> What you should do: Would you retype all of these records exactly?

> Data lines:
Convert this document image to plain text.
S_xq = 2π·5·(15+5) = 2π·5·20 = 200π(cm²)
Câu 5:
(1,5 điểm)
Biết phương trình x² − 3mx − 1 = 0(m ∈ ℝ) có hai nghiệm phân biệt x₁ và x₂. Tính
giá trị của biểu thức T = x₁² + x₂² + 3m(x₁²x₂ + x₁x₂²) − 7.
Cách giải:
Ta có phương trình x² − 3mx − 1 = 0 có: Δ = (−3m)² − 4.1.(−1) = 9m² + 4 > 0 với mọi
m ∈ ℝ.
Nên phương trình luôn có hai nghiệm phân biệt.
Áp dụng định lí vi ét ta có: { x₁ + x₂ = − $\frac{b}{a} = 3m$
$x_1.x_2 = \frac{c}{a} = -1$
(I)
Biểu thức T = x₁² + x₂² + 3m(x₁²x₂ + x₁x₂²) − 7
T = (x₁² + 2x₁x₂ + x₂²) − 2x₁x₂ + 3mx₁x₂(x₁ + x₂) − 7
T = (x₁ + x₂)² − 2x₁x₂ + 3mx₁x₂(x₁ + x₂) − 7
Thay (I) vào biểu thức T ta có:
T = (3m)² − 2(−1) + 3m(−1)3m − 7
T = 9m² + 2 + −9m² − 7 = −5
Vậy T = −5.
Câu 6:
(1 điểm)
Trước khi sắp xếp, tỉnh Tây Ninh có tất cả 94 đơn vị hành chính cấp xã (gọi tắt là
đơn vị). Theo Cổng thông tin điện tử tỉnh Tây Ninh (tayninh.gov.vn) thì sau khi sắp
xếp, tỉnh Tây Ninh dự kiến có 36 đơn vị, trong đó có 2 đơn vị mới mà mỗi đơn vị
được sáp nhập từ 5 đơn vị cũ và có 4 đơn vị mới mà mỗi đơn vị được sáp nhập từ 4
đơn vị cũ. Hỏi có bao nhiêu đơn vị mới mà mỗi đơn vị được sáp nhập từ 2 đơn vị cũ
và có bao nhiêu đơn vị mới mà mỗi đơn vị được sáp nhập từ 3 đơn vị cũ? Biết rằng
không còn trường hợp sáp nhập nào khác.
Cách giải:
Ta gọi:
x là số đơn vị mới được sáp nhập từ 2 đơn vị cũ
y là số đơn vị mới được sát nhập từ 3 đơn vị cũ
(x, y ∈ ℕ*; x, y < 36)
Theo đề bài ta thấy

> Task solution:
Convert this document image to plain text.
S_xq = 2π·5·(15+5) = 2π·5·20 = 200π(cm²)
Câu 5:
(1,5 điểm)
Biết phương trình x² − 3mx − 1 = 0(m ∈ ℝ) có hai nghiệm phân biệt x₁ và x₂. Tính
giá trị của biểu thức T = x₁² + x₂² + 3m(x₁²x₂ + x₁x₂²) − 7.
Cách giải:
Ta có phương trình x² − 3mx − 1 = 0 có: Δ = (−3m)² − 4.1.(−1) = 9m² + 4 > 0 với mọi
m ∈ ℝ.
Nên phương trình luôn có hai nghiệm phân biệt.
Áp dụng định lí vi ét ta có: { x₁ + x₂ = − $\frac{b}{a} = 3m$
$x_1.x_2 = \frac{c}{a} = -1$
(I)
Biểu thức T = x₁² + x₂² + 3m(x₁²x₂ + x₁x₂²) − 7
T = (x₁² + 2x₁x₂ + x₂²) − 2x₁x₂ + 3mx₁x₂(x₁ + x₂) − 7
T = (x₁ + x₂)² − 2x₁x₂ + 3mx₁x₂(x₁ + x₂) − 7
Thay (I) vào biểu thức T ta có:
T = (3m)² − 2(−1) + 3m(−1)3m − 7
T = 9m² + 2 + −9m² − 7 = −5
Vậy T = −5.
Câu 6:
(1 điểm)
Trước khi sắp xếp, tỉnh Tây Ninh có tất cả 94 đơn vị hành chính cấp xã (gọi tắt là
đơn vị). Theo Cổng thông tin điện tử tỉnh Tây Ninh (tayninh.gov.vn) thì sau khi sắp
xếp, tỉnh Tây Ninh dự kiến có 36 đơn vị, trong đó có 2 đơn vị mới mà mỗi đơn vị
được sáp nhập từ 5 đơn vị cũ và có 4 đơn vị mới mà mỗi đơn vị được sáp nhập từ 4
đơn vị cũ. Hỏi có bao nhiêu đơn vị mới mà mỗi đơn vị được sáp nhập từ 2 đơn vị cũ
và có bao nhiêu đơn vị mới mà mỗi đơn vị được sáp nhập từ 3 đơn vị cũ? Biết rằng
không còn trường hợp sáp nhập nào khác.
Cách giải:
Ta gọi:
x là số đơn vị mới được sáp nhập từ 2 đơn vị cũ
y là số đơn vị mới được sát nhập từ 3 đơn vị cũ
(x, y ∈ ℕ*; x, y < 36)
Theo đề bài ta thấy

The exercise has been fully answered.